▶ **PROBLEM TO WORK ON**: Give the number of lines in the listing that hold the word "name". Write nothing but that number.
▬▬▬▬▬▬▬▬▬▬
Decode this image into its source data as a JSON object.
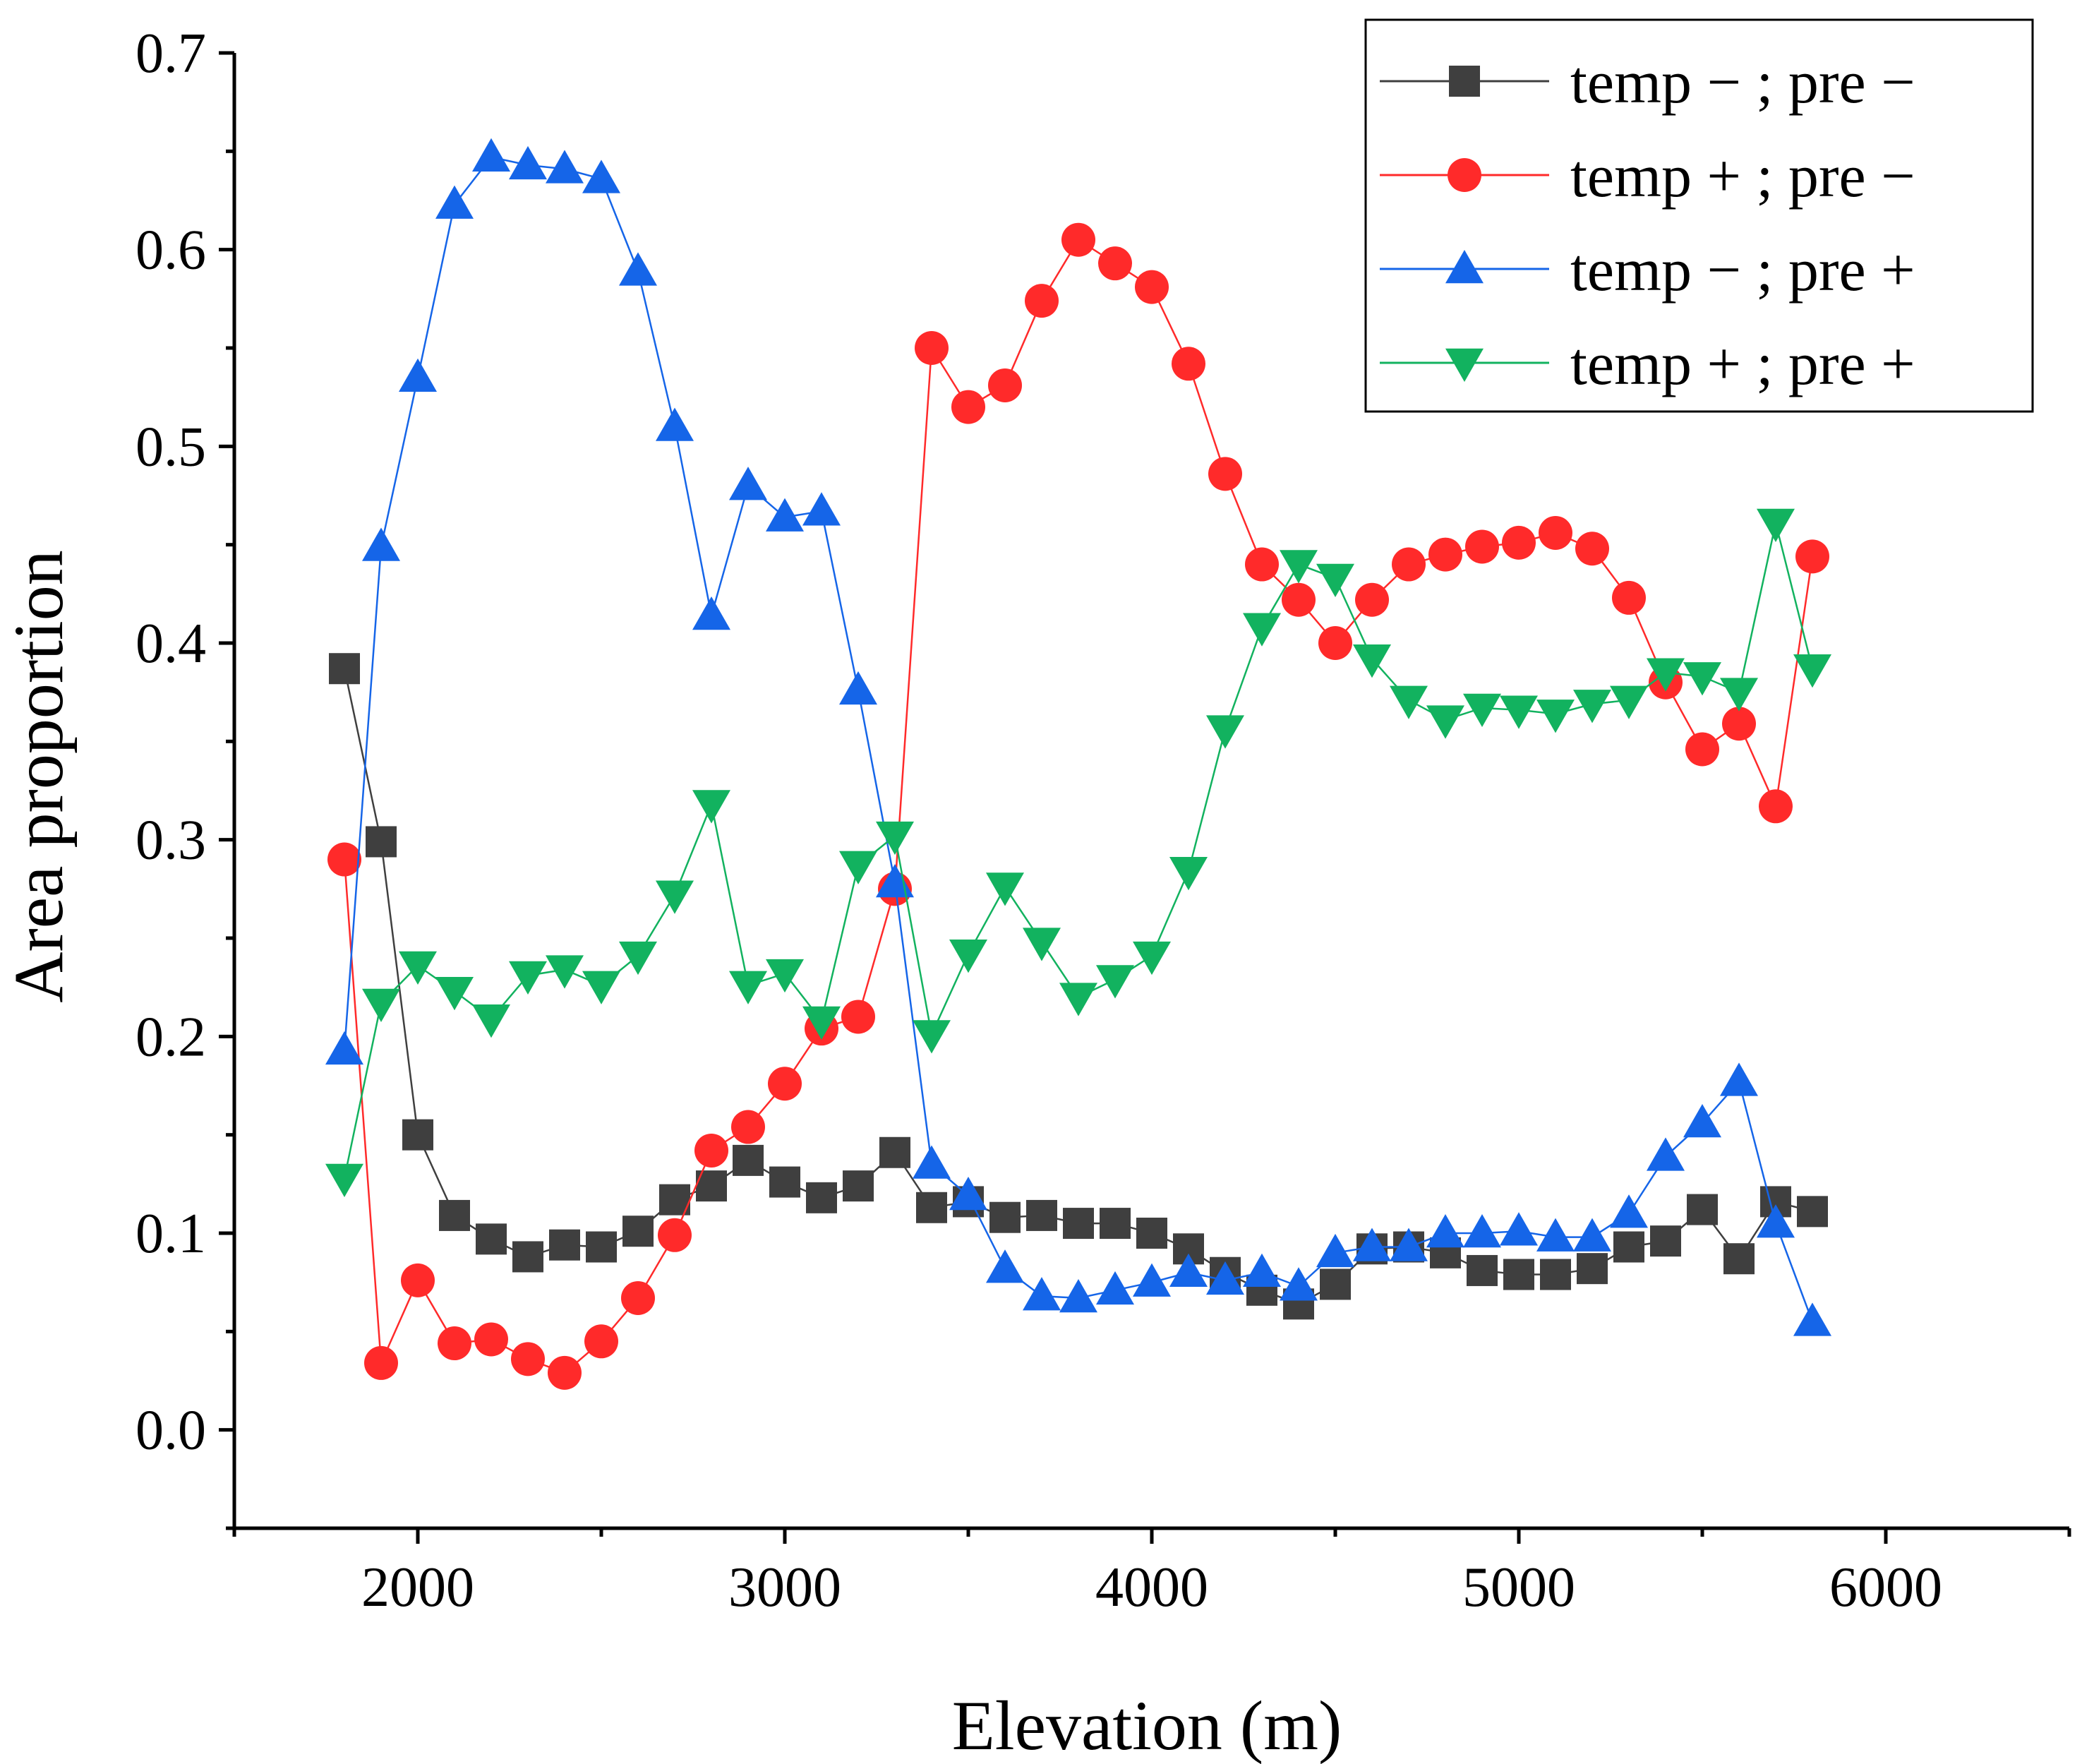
{
  "chart_data": {
    "type": "line",
    "title": "",
    "xlabel": "Elevation (m)",
    "ylabel": "Area proportion",
    "xlim": [
      1500,
      6500
    ],
    "ylim": [
      -0.05,
      0.7
    ],
    "xticks": [
      2000,
      3000,
      4000,
      5000,
      6000
    ],
    "xtick_labels": [
      "2000",
      "3000",
      "4000",
      "5000",
      "6000"
    ],
    "yticks": [
      0.0,
      0.1,
      0.2,
      0.3,
      0.4,
      0.5,
      0.6,
      0.7
    ],
    "ytick_labels": [
      "0.0",
      "0.1",
      "0.2",
      "0.3",
      "0.4",
      "0.5",
      "0.6",
      "0.7"
    ],
    "grid": false,
    "legend_position": "top-right",
    "x": [
      1800,
      1900,
      2000,
      2100,
      2200,
      2300,
      2400,
      2500,
      2600,
      2700,
      2800,
      2900,
      3000,
      3100,
      3200,
      3300,
      3400,
      3500,
      3600,
      3700,
      3800,
      3900,
      4000,
      4100,
      4200,
      4300,
      4400,
      4500,
      4600,
      4700,
      4800,
      4900,
      5000,
      5100,
      5200,
      5300,
      5400,
      5500,
      5600,
      5700,
      5800
    ],
    "series": [
      {
        "name": "temp－; pre－",
        "legend_label": "temp − ; pre −",
        "color": "#3f3f3f",
        "marker": "square",
        "values": [
          0.387,
          0.299,
          0.15,
          0.109,
          0.097,
          0.088,
          0.094,
          0.093,
          0.101,
          0.117,
          0.124,
          0.137,
          0.126,
          0.118,
          0.124,
          0.141,
          0.113,
          0.116,
          0.108,
          0.109,
          0.105,
          0.105,
          0.1,
          0.092,
          0.08,
          0.071,
          0.064,
          0.074,
          0.092,
          0.093,
          0.09,
          0.081,
          0.079,
          0.079,
          0.082,
          0.093,
          0.096,
          0.112,
          0.087,
          0.116,
          0.111
        ]
      },
      {
        "name": "temp＋; pre－",
        "legend_label": "temp + ; pre −",
        "color": "#ff2a2a",
        "marker": "circle",
        "values": [
          0.29,
          0.034,
          0.076,
          0.044,
          0.046,
          0.036,
          0.029,
          0.045,
          0.067,
          0.099,
          0.142,
          0.154,
          0.176,
          0.204,
          0.21,
          0.275,
          0.55,
          0.52,
          0.531,
          0.574,
          0.605,
          0.593,
          0.581,
          0.542,
          0.486,
          0.44,
          0.422,
          0.4,
          0.422,
          0.44,
          0.445,
          0.449,
          0.451,
          0.456,
          0.448,
          0.423,
          0.38,
          0.346,
          0.359,
          0.317,
          0.444
        ]
      },
      {
        "name": "temp－; pre＋",
        "legend_label": "temp − ; pre +",
        "color": "#1565e8",
        "marker": "triangle-up",
        "values": [
          0.193,
          0.449,
          0.535,
          0.623,
          0.647,
          0.643,
          0.641,
          0.636,
          0.589,
          0.51,
          0.414,
          0.48,
          0.464,
          0.467,
          0.376,
          0.278,
          0.135,
          0.119,
          0.082,
          0.068,
          0.067,
          0.071,
          0.075,
          0.08,
          0.076,
          0.08,
          0.073,
          0.09,
          0.093,
          0.093,
          0.1,
          0.1,
          0.101,
          0.098,
          0.098,
          0.11,
          0.139,
          0.156,
          0.177,
          0.105,
          0.055
        ]
      },
      {
        "name": "temp＋; pre＋",
        "legend_label": "temp + ; pre +",
        "color": "#12b25f",
        "marker": "triangle-down",
        "values": [
          0.128,
          0.217,
          0.236,
          0.223,
          0.209,
          0.231,
          0.234,
          0.226,
          0.241,
          0.272,
          0.318,
          0.226,
          0.232,
          0.208,
          0.287,
          0.302,
          0.201,
          0.242,
          0.276,
          0.248,
          0.22,
          0.229,
          0.241,
          0.284,
          0.356,
          0.408,
          0.44,
          0.433,
          0.392,
          0.371,
          0.361,
          0.367,
          0.366,
          0.364,
          0.369,
          0.371,
          0.385,
          0.383,
          0.375,
          0.461,
          0.387
        ]
      }
    ]
  }
}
▬▬▬▬▬▬▬▬▬▬
▶ **EXERCISE SOLUTION**: 4